## Instructions to follow
State how many lines of the listing below include the word "Assay". Give only the number.
▶
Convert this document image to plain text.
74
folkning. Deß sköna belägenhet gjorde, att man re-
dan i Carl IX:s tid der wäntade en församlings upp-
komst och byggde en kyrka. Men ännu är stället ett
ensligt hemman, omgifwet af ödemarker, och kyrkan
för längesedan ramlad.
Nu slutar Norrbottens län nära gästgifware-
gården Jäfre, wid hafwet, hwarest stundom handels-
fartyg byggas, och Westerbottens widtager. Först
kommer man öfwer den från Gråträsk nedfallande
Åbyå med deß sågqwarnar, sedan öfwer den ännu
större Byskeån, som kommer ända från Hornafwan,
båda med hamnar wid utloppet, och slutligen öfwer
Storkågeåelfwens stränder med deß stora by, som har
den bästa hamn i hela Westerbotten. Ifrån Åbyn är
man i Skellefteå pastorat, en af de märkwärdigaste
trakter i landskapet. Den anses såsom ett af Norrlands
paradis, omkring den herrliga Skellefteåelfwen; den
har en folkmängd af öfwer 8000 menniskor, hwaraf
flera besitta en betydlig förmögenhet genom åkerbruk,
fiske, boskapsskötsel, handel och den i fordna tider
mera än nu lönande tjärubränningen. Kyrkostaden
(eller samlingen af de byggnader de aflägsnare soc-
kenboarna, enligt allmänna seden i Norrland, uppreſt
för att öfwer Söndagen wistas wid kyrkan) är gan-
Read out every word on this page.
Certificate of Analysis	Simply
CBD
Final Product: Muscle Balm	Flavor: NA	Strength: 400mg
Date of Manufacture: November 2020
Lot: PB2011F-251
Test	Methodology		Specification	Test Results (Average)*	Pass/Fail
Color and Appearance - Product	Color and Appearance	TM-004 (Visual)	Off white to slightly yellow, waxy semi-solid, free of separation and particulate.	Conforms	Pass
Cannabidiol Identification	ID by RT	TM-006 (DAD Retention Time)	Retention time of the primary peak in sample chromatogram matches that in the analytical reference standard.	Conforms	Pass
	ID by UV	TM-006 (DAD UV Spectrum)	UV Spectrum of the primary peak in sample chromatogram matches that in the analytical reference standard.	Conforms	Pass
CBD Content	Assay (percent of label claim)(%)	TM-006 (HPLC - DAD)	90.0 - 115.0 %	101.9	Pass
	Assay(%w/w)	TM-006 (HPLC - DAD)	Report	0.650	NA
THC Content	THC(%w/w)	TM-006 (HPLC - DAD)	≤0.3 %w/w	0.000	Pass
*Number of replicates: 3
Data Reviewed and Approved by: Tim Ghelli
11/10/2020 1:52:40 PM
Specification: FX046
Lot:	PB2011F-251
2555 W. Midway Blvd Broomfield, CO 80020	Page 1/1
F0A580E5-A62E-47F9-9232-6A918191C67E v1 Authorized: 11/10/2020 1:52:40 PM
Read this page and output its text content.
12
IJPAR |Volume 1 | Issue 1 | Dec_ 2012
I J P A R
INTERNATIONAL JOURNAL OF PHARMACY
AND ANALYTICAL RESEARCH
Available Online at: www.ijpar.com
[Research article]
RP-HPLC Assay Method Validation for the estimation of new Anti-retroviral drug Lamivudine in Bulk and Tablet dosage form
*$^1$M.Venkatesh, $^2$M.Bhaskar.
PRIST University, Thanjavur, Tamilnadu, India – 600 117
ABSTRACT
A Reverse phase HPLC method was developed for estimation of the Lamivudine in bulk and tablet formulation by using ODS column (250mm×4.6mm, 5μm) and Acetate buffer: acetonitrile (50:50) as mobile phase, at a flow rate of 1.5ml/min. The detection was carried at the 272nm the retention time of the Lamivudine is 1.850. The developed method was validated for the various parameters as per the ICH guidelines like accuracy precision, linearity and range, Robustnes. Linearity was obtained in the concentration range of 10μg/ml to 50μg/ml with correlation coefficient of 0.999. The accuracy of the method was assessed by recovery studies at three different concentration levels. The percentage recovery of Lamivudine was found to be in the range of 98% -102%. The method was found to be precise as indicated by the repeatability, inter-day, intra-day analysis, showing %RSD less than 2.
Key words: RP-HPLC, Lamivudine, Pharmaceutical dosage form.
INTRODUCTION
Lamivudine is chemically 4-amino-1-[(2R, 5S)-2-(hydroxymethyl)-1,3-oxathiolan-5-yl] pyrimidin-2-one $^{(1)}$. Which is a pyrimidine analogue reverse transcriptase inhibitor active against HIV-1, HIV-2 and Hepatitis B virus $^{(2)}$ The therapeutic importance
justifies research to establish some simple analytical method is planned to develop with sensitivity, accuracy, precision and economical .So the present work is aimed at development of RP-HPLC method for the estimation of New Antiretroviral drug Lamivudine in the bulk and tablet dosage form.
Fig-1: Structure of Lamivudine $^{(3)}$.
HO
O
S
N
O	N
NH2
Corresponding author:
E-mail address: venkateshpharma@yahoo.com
◀
## Written reply
3